Problem to work on =>
Return the entries below in their exact form, leaving the pictures out.

Rows =>
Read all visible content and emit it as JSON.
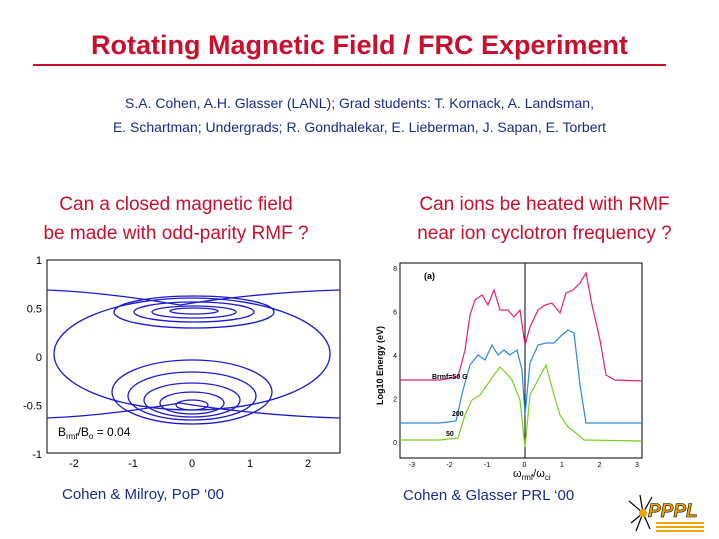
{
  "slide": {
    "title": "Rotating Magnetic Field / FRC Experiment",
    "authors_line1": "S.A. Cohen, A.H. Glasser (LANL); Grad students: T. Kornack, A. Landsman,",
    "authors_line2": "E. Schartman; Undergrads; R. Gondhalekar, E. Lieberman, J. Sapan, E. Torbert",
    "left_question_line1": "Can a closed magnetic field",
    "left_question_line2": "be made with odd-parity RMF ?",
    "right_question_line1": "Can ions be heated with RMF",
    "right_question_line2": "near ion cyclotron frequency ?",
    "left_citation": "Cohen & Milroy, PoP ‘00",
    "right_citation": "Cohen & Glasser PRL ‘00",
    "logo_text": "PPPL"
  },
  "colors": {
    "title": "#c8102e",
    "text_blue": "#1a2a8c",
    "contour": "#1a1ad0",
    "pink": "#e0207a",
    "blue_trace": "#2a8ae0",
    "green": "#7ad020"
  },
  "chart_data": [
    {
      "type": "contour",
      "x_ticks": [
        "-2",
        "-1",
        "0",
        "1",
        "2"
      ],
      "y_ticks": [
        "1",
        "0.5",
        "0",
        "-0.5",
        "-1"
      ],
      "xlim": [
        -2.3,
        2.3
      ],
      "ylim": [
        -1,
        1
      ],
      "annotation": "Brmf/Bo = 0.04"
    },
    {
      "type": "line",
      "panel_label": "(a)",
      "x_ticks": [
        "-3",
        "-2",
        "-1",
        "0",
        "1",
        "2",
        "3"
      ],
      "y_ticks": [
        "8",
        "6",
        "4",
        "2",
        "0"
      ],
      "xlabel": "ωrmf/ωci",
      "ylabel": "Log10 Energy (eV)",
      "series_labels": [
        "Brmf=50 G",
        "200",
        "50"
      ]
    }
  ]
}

Solved exercise =>
Read all visible content and emit it as JSON.
{
  "slide": {
    "title": "Rotating Magnetic Field / FRC Experiment",
    "authors_line1": "S.A. Cohen, A.H. Glasser (LANL); Grad students: T. Kornack, A. Landsman,",
    "authors_line2": "E. Schartman; Undergrads; R. Gondhalekar, E. Lieberman, J. Sapan, E. Torbert",
    "left_question_line1": "Can a closed magnetic field",
    "left_question_line2": "be made with odd-parity RMF ?",
    "right_question_line1": "Can ions be heated with RMF",
    "right_question_line2": "near ion cyclotron frequency ?",
    "left_citation": "Cohen & Milroy, PoP ‘00",
    "right_citation": "Cohen & Glasser PRL ‘00",
    "logo_text": "PPPL"
  },
  "colors": {
    "title": "#c8102e",
    "text_blue": "#1a2a8c",
    "contour": "#1a1ad0",
    "pink": "#e0207a",
    "blue_trace": "#2a8ae0",
    "green": "#7ad020"
  },
  "chart_data": [
    {
      "type": "contour",
      "x_ticks": [
        "-2",
        "-1",
        "0",
        "1",
        "2"
      ],
      "y_ticks": [
        "1",
        "0.5",
        "0",
        "-0.5",
        "-1"
      ],
      "xlim": [
        -2.3,
        2.3
      ],
      "ylim": [
        -1,
        1
      ],
      "annotation": "Brmf/Bo = 0.04"
    },
    {
      "type": "line",
      "panel_label": "(a)",
      "x_ticks": [
        "-3",
        "-2",
        "-1",
        "0",
        "1",
        "2",
        "3"
      ],
      "y_ticks": [
        "8",
        "6",
        "4",
        "2",
        "0"
      ],
      "xlabel": "ωrmf/ωci",
      "ylabel": "Log10 Energy (eV)",
      "series_labels": [
        "Brmf=50 G",
        "200",
        "50"
      ]
    }
  ]
}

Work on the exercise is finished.